TASK DESCRIPTION »
Copy, in full, each line of the material that holds the word "July".
Start of THE DATA
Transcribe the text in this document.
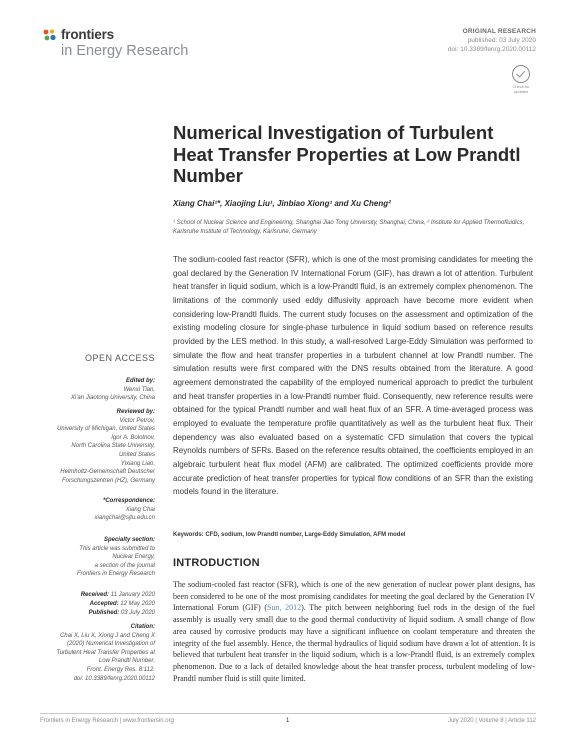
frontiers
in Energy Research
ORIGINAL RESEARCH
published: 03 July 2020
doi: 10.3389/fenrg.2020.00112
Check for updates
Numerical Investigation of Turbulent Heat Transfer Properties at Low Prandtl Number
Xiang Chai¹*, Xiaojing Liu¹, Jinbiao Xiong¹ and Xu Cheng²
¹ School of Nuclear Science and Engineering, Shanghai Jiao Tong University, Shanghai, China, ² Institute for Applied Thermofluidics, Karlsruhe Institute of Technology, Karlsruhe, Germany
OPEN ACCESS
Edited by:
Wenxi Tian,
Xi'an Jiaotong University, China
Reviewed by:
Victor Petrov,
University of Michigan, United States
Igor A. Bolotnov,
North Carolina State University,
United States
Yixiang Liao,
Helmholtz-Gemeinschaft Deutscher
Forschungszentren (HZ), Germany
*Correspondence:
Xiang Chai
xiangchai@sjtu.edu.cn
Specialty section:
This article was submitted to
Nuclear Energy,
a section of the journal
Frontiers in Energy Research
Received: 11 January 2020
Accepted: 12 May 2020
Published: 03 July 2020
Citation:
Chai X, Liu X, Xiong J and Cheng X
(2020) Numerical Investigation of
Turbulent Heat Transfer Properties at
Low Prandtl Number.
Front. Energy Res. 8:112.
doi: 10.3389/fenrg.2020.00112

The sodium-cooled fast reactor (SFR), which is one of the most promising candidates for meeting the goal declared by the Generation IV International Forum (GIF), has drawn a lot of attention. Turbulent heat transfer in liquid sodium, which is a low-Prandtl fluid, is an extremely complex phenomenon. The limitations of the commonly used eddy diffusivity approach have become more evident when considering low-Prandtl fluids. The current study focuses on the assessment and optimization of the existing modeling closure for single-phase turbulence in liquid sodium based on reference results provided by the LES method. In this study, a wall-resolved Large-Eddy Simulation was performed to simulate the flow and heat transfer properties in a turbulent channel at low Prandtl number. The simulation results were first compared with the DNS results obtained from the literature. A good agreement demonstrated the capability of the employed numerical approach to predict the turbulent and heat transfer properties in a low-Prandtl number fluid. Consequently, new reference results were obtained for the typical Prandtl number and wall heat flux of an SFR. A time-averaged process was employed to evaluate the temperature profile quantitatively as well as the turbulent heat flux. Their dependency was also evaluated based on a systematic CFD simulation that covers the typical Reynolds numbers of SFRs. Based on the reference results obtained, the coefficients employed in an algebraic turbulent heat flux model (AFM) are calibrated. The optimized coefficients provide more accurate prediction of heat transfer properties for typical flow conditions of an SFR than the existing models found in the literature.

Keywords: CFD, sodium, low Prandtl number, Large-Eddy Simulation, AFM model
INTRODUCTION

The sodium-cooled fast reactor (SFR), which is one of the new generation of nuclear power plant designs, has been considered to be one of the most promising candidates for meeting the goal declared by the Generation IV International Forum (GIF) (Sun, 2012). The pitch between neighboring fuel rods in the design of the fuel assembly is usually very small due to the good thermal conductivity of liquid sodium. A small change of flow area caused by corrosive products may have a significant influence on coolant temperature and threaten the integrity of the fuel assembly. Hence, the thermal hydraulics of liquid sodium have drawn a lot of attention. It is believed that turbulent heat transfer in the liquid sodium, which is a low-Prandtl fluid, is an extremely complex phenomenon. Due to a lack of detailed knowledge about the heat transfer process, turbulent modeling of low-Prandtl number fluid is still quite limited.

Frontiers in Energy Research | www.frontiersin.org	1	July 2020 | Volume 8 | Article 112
End of THE DATA
ANSWER TO THE PROBLEM »
published: 03 July 2020
Published: 03 July 2020
Frontiers in Energy Research | www.frontiersin.org	1	July 2020 | Volume 8 | Article 112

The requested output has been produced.